─── TASK INPUT ───

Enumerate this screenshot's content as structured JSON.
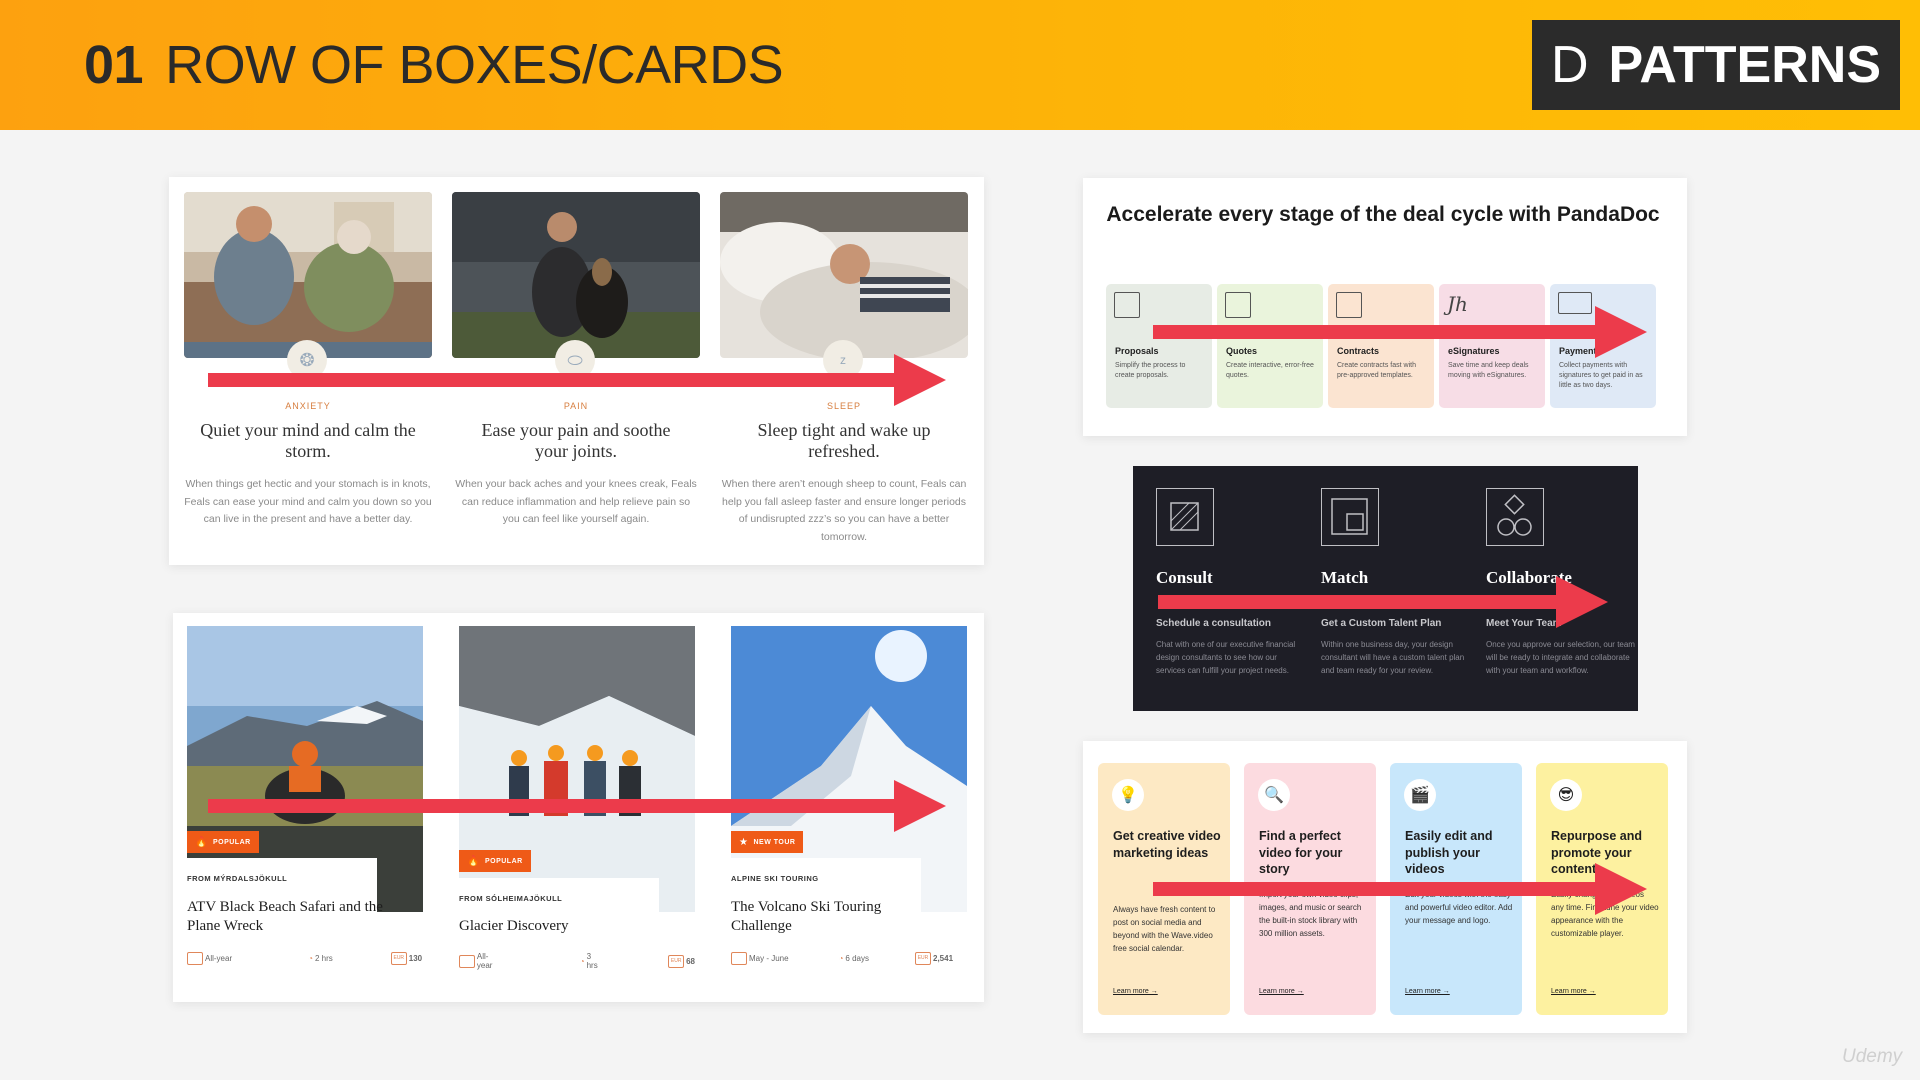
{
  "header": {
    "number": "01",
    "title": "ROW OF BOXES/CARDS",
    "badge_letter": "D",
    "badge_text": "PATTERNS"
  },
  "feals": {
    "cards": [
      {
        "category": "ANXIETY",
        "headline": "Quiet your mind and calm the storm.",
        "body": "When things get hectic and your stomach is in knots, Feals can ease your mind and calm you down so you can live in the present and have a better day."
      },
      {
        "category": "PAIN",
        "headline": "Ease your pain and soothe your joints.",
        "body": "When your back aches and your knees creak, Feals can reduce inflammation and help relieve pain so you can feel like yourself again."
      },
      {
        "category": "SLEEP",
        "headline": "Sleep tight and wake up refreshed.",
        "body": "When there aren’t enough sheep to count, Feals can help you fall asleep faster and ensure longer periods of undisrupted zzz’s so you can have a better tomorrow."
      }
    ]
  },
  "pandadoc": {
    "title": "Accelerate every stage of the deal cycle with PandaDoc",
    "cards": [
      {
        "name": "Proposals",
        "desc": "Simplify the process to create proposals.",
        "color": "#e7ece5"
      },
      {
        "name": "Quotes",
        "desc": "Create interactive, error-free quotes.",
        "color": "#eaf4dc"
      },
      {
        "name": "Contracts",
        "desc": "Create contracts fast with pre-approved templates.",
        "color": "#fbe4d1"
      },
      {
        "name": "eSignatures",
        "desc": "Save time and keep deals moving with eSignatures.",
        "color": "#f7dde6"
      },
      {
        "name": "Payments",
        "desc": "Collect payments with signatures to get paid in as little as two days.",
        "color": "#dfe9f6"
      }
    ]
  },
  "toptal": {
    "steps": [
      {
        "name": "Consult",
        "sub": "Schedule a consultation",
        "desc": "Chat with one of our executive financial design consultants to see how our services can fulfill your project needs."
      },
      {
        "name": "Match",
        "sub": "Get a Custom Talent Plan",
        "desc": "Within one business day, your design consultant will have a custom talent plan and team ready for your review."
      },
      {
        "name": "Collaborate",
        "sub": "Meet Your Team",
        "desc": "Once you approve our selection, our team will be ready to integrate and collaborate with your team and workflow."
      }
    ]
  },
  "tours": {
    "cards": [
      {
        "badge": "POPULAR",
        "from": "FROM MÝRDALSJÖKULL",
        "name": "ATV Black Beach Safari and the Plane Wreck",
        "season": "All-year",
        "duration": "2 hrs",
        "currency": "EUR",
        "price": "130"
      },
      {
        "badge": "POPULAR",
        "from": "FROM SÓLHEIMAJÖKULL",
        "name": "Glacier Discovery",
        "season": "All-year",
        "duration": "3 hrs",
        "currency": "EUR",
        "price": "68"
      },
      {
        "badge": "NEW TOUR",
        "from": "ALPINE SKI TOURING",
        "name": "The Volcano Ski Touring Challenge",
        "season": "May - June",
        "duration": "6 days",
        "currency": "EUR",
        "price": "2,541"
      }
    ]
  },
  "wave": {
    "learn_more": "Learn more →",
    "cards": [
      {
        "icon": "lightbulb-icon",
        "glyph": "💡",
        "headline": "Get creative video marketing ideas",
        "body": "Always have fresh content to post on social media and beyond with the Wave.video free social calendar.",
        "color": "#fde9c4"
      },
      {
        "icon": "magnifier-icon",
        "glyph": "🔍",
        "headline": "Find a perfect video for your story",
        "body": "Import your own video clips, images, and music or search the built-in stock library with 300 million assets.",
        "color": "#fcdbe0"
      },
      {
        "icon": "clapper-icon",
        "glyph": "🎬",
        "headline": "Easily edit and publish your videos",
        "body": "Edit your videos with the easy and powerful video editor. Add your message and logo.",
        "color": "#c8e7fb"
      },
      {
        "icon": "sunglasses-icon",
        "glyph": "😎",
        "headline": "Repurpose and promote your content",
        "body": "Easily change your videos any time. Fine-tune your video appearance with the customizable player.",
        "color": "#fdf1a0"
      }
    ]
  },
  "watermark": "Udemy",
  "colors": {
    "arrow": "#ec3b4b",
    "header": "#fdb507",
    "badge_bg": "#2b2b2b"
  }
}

───

Filter out every line that lacks the word "When", and copy the rest.

        "body": "When things get hectic and your stomach is in knots, Feals can ease your mind and calm you down so you can live in the present and have a better day."
        "body": "When your back aches and your knees creak, Feals can reduce inflammation and help relieve pain so you can feel like yourself again."
        "body": "When there aren’t enough sheep to count, Feals can help you fall asleep faster and ensure longer periods of undisrupted zzz’s so you can have a better tomorrow."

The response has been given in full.